=== What this task involves ===
Exclude the pictures, and otherwise reproduce the data in full.

=== Given information ===
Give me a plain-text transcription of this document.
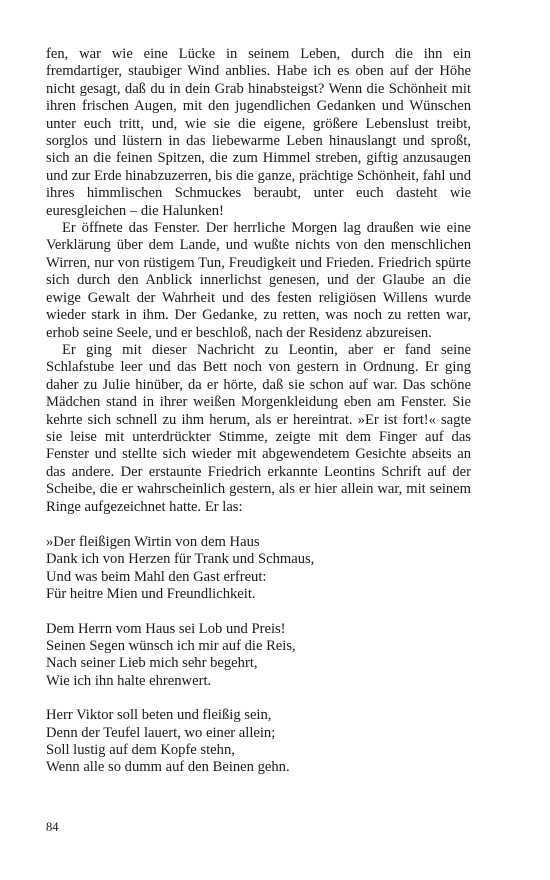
fen, war wie eine Lücke in seinem Leben, durch die ihn ein fremdartiger, staubiger Wind anblies. Habe ich es oben auf der Höhe nicht gesagt, daß du in dein Grab hinabsteigst? Wenn die Schönheit mit ihren frischen Augen, mit den jugendlichen Gedanken und Wünschen unter euch tritt, und, wie sie die eigene, größere Lebenslust treibt, sorglos und lüstern in das liebewarme Leben hinauslangt und sproßt, sich an die feinen Spitzen, die zum Himmel streben, giftig anzusaugen und zur Erde hinabzuzerren, bis die ganze, prächtige Schönheit, fahl und ihres himmlischen Schmuckes beraubt, unter euch dasteht wie euresgleichen – die Halunken!

Er öffnete das Fenster. Der herrliche Morgen lag draußen wie eine Verklärung über dem Lande, und wußte nichts von den menschlichen Wirren, nur von rüstigem Tun, Freudigkeit und Frieden. Friedrich spürte sich durch den Anblick innerlichst genesen, und der Glaube an die ewige Gewalt der Wahrheit und des festen religiösen Willens wurde wieder stark in ihm. Der Gedanke, zu retten, was noch zu retten war, erhob seine Seele, und er beschloß, nach der Residenz abzureisen.

Er ging mit dieser Nachricht zu Leontin, aber er fand seine Schlafstube leer und das Bett noch von gestern in Ordnung. Er ging daher zu Julie hinüber, da er hörte, daß sie schon auf war. Das schöne Mädchen stand in ihrer weißen Morgenkleidung eben am Fenster. Sie kehrte sich schnell zu ihm herum, als er hereintrat. »Er ist fort!« sagte sie leise mit unterdrückter Stimme, zeigte mit dem Finger auf das Fenster und stellte sich wieder mit abgewendetem Gesichte abseits an das andere. Der erstaunte Friedrich erkannte Leontins Schrift auf der Scheibe, die er wahrscheinlich gestern, als er hier allein war, mit seinem Ringe aufgezeichnet hatte. Er las:

»Der fleißigen Wirtin von dem Haus
Dank ich von Herzen für Trank und Schmaus,
Und was beim Mahl den Gast erfreut:
Für heitre Mien und Freundlichkeit.
Dem Herrn vom Haus sei Lob und Preis!
Seinen Segen wünsch ich mir auf die Reis,
Nach seiner Lieb mich sehr begehrt,
Wie ich ihn halte ehrenwert.
Herr Viktor soll beten und fleißig sein,
Denn der Teufel lauert, wo einer allein;
Soll lustig auf dem Kopfe stehn,
Wenn alle so dumm auf den Beinen gehn.
84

=== Answer box ===
Give me a plain-text transcription of this document.
fen, war wie eine Lücke in seinem Leben, durch die ihn ein fremdartiger, staubiger Wind anblies. Habe ich es oben auf der Höhe nicht gesagt, daß du in dein Grab hinabsteigst? Wenn die Schönheit mit ihren frischen Augen, mit den jugendlichen Gedanken und Wünschen unter euch tritt, und, wie sie die eigene, größere Lebenslust treibt, sorglos und lüstern in das liebewarme Leben hinauslangt und sproßt, sich an die feinen Spitzen, die zum Himmel streben, giftig anzusaugen und zur Erde hinabzuzerren, bis die ganze, prächtige Schönheit, fahl und ihres himmlischen Schmuckes beraubt, unter euch dasteht wie euresgleichen – die Halunken!

Er öffnete das Fenster. Der herrliche Morgen lag draußen wie eine Verklärung über dem Lande, und wußte nichts von den menschlichen Wirren, nur von rüstigem Tun, Freudigkeit und Frieden. Friedrich spürte sich durch den Anblick innerlichst genesen, und der Glaube an die ewige Gewalt der Wahrheit und des festen religiösen Willens wurde wieder stark in ihm. Der Gedanke, zu retten, was noch zu retten war, erhob seine Seele, und er beschloß, nach der Residenz abzureisen.

Er ging mit dieser Nachricht zu Leontin, aber er fand seine Schlafstube leer und das Bett noch von gestern in Ordnung. Er ging daher zu Julie hinüber, da er hörte, daß sie schon auf war. Das schöne Mädchen stand in ihrer weißen Morgenkleidung eben am Fenster. Sie kehrte sich schnell zu ihm herum, als er hereintrat. »Er ist fort!« sagte sie leise mit unterdrückter Stimme, zeigte mit dem Finger auf das Fenster und stellte sich wieder mit abgewendetem Gesichte abseits an das andere. Der erstaunte Friedrich erkannte Leontins Schrift auf der Scheibe, die er wahrscheinlich gestern, als er hier allein war, mit seinem Ringe aufgezeichnet hatte. Er las:

»Der fleißigen Wirtin von dem Haus
Dank ich von Herzen für Trank und Schmaus,
Und was beim Mahl den Gast erfreut:
Für heitre Mien und Freundlichkeit.
Dem Herrn vom Haus sei Lob und Preis!
Seinen Segen wünsch ich mir auf die Reis,
Nach seiner Lieb mich sehr begehrt,
Wie ich ihn halte ehrenwert.
Herr Viktor soll beten und fleißig sein,
Denn der Teufel lauert, wo einer allein;
Soll lustig auf dem Kopfe stehn,
Wenn alle so dumm auf den Beinen gehn.
84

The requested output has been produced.